• [Given text]
--------------------


    1. Vendita Auto

      Mark Syman “Private” Troll reporting for duty.

      1. Mark S

        you can’t refute anything in my post with any verifiable information that anyone would find persuasive.

        1. Vendita Auto

          I guess I’m not anyone.I simply take offense of name calling “vulture capitalist” As I know the man has helped many people more than I could ever have hoped to have done. I am not being sycophantic as I do not GAF and do not know FW personally as for:”you can’t refute anything in my post with any verifiable information that anyone would find persuasive” The entire notion of truth is embedded in our minds including one as unique as yours.

          1. Mark S

            I don’t know about FW’s work, but every VC I have ever had contact with is a total blood sucker, even a VC that I know who has a high religious affiliation but still behaves in his work as though money is his god. I haven’t met one yet that isn’t a total blood sucker. They are really the greediest people I have ever met.but I do know that FW has repeatedly denounced patent protection for small companies.

          2. Vendita Auto

            Personally I cannot abide religion or nationalism but would not paint all with the broad brush you choose to use. Respectfully may I suggest looking through the archives to better understand the transparent free information/wisdom/mistakes therein. I have always liked the Oscar Wild quote “Ambition is the last refuge of the failure`” I am sure I would swop timelines with you. Good Luck.

    2. jason wright

      how is rackspace stealing inventions? an example?

      1. Mark S

        Here is one example where Rackspace was sued by a patent owner https://blog.rackspace.com/… and started their defense by defaming the patent owner on their website, and ended up ‘settling’ the lawsuit https://www.law360.com/arti….The Chief patent counsel of rackspace has been very active at different legal conferences in denouncing small companies that own patents and use them in court against big companies.Just wait till you guys start a small company with a good idea, only to see some big tech company steal your idea and make nearly all the profits from your idea. You don’t think that happens? Happened to a friend of mine. AT&T stole their idea, in VOIP, and AT&T crushed them in court with expensive lawyers.There are more examples of rackspace stealing from small companies. We all know how to use search engines.In particular, rackspace has been using the unconstitutional IPR process to destroy people’s patents. A lawsuit on IPR that will have oral arguments at the U.S. Supreme Court (I think tomorrow morning) that nearly everyone I know thinks will be declared unconstitutional by next summer.

--------------------

• [Requirement] Write what comes next in the comment thread above about venture capitalists and Rackspace's patent fights, picking up right after its last sentence.

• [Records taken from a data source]
--------------------

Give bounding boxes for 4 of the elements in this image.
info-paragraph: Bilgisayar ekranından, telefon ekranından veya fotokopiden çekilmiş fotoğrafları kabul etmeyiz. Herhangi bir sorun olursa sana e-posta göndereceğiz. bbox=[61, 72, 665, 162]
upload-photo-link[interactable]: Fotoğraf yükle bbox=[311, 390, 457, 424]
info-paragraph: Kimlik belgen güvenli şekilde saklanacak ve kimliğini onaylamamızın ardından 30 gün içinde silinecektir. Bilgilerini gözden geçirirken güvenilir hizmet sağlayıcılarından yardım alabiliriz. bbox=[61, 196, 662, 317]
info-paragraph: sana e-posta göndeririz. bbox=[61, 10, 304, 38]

--------------------

• [Reply to the exercise]
  4. jason wright

    I don’t know how things go in this space, but should I be surprised that an endeavour that’s been able to remain alive and active for twenty years needs to go looking for such modest levels of funding outside of its own sustainable economics?This not a reference to Eyebeam, but in my country the not-for-profit and ‘charity’ sectors are growth industries, tax exempt, and often turning over quite significant some of money annually, and often with overly well paid CEOs who many consider are ‘milking it’ at the expense of their charitable cause. The notorious aspect is the low % of donations actually being spent directly on the cause the money was raised for (from the generous public). The administrative suck on income revenue is at times quite scandalous. Nothing much is ever done about it. The ‘old boy’ network sees to that, and the enduring legacy Victorian attitude about charity as ‘good works’ mixed with the zeal of religious righteousness (a self serving deceit to hide the reality of gross economic inequalities in nineteenth century Britain) help to to keep the gravy train on the tracks.Eyebeam – a great name.